## Source passage
★ ★ ★ ★

Jupiter’s Europa could be site for water…and life?
Credit: NASA/JPL/Ted Stryk
Accelerating research
The project will form a cornerstone for NASA’s new Network for Ocean Worlds (NOW). NOW is an initiative aimed at accelerating research on planetary bodies with liquid water oceans that may harbor life or conditions that could support it by coordinating scientific studies nationwide that help advance understanding of ocean worlds.
The network will be co-led by Christopher German, a senior scientist at Woods Hole Oceanographic Institution, together with Alison Murray at the Desert Research Institute and Alyssa Rhoden at the Southwest Research Institute.
NOW is the latest of four research coordination networks to be established by NASA that will enable research covering different aspects of the search for life beyond Earth.
Ganymede, a moon of Jupiter.

★ ★ ★ ★

## Data shown

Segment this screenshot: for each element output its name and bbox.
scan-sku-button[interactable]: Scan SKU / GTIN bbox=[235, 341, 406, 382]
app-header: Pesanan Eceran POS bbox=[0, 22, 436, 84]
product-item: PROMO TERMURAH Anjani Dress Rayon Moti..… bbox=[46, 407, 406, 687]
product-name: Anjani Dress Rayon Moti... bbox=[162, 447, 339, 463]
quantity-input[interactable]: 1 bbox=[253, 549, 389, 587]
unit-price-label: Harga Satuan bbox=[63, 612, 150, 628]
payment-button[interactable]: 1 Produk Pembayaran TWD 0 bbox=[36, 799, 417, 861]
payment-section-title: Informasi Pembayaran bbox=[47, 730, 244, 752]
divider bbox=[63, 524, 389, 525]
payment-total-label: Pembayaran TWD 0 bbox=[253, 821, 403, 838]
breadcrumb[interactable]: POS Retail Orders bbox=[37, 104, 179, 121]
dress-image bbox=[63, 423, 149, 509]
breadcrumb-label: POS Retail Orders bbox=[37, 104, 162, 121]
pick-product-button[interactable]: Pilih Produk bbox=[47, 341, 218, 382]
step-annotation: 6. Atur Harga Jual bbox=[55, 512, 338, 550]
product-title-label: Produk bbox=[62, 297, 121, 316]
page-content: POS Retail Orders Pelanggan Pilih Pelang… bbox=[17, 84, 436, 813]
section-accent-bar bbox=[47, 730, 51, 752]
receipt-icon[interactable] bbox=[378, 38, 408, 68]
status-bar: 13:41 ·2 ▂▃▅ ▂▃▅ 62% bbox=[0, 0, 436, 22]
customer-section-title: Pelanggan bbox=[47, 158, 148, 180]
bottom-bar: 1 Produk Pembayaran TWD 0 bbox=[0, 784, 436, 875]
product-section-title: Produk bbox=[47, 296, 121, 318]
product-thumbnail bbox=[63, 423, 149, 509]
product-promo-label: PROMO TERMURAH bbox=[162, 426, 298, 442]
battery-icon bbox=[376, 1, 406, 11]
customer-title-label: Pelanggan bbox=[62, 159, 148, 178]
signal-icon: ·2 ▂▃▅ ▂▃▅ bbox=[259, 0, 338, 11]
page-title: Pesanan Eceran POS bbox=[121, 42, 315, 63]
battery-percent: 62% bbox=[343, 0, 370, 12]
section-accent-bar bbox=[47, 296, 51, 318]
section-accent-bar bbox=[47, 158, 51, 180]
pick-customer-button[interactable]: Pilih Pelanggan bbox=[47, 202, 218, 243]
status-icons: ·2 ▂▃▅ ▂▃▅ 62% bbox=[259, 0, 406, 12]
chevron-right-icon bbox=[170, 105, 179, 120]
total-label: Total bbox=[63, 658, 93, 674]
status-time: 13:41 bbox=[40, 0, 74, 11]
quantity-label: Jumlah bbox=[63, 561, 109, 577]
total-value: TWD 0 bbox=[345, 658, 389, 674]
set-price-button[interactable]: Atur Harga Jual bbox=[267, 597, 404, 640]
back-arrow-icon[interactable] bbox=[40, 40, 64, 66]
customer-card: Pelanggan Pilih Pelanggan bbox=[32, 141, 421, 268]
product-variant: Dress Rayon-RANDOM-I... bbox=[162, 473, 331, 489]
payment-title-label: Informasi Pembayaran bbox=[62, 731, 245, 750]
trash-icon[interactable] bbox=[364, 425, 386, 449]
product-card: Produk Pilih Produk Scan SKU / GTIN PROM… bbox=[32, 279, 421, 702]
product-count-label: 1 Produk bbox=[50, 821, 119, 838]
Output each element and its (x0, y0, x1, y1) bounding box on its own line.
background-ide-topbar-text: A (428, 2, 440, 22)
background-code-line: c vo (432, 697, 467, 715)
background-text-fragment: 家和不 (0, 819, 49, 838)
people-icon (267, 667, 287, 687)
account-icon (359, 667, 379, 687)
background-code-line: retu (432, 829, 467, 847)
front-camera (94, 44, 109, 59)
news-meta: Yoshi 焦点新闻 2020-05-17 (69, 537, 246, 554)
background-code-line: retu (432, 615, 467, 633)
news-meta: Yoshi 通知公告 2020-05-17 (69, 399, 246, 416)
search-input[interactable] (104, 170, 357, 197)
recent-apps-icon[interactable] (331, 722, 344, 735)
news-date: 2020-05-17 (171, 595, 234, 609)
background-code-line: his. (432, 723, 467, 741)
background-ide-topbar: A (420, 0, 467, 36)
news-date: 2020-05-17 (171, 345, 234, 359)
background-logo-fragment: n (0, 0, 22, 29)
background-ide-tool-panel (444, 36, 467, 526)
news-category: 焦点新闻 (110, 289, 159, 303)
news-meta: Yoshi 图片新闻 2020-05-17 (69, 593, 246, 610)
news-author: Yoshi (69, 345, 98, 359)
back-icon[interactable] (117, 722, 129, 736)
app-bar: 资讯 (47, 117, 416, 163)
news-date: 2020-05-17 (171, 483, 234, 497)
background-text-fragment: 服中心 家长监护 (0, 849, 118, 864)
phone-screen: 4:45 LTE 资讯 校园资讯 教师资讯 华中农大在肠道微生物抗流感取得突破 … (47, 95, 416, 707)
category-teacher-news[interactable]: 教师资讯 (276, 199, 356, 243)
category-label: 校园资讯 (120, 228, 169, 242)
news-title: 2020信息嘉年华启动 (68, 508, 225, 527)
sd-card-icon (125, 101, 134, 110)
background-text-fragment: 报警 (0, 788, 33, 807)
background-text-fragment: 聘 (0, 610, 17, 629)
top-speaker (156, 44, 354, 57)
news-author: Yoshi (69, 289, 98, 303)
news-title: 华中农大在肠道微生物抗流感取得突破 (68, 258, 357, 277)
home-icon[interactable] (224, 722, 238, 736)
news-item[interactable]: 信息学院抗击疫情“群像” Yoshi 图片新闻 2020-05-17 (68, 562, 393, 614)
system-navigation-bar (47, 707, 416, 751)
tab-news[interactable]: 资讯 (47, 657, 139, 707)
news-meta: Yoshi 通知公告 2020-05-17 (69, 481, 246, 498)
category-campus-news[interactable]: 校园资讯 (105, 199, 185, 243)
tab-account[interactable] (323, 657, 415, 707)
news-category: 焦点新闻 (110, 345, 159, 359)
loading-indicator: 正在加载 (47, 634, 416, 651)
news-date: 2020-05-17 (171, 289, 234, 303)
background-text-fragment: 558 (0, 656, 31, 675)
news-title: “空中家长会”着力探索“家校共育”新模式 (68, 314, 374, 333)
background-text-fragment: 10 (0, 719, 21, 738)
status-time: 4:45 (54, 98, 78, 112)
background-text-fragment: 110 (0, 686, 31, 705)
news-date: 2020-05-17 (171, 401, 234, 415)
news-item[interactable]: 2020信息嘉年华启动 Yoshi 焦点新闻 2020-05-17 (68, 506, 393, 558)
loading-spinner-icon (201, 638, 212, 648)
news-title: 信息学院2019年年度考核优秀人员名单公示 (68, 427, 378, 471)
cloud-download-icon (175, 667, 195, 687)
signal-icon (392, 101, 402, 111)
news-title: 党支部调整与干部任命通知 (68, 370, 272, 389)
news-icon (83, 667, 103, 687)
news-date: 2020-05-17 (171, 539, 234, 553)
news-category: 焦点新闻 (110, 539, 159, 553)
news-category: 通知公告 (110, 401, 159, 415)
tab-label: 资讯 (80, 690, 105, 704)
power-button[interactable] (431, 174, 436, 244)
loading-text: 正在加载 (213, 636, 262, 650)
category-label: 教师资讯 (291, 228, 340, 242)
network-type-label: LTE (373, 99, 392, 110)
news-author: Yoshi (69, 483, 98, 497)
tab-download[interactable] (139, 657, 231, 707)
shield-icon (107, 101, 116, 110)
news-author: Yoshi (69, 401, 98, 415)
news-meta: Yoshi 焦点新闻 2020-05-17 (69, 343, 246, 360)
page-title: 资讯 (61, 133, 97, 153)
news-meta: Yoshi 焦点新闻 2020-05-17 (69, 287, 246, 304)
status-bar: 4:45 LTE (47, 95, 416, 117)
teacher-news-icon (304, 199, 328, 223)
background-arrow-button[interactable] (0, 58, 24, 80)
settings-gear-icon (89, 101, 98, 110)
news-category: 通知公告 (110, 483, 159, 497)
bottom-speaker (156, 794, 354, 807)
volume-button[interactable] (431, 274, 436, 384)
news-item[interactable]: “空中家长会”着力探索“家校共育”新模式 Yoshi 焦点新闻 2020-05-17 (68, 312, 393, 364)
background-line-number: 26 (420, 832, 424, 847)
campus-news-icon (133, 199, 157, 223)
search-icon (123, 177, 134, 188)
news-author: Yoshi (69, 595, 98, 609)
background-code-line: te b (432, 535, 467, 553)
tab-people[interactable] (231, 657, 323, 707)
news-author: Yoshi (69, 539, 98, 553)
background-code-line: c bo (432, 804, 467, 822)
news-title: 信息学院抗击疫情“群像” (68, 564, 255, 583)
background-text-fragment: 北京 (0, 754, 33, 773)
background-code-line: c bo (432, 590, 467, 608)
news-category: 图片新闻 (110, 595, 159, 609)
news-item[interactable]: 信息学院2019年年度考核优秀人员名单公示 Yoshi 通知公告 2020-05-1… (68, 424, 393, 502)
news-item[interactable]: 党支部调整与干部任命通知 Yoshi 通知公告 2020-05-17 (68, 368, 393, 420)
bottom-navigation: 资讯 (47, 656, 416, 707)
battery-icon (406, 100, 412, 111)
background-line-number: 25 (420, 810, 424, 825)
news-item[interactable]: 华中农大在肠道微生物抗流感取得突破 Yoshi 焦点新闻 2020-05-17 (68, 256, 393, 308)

★ ★ ★ ★

## Goal
Update the ocean worlds passage starting at "The network will" and ending at "life beyond Earth.", putting "jointly led" in place of "co-led". The entries have nothing to do with the ocean worlds passage.

## Correct response
The network will be jointly led by Christopher German, a senior scientist at Woods Hole Oceanographic Institution, together with Alison Murray at the Desert Research Institute and Alyssa Rhoden at the Southwest Research Institute.
NOW is the latest of four research coordination networks to be established by NASA that will enable research covering different aspects of the search for life beyond Earth.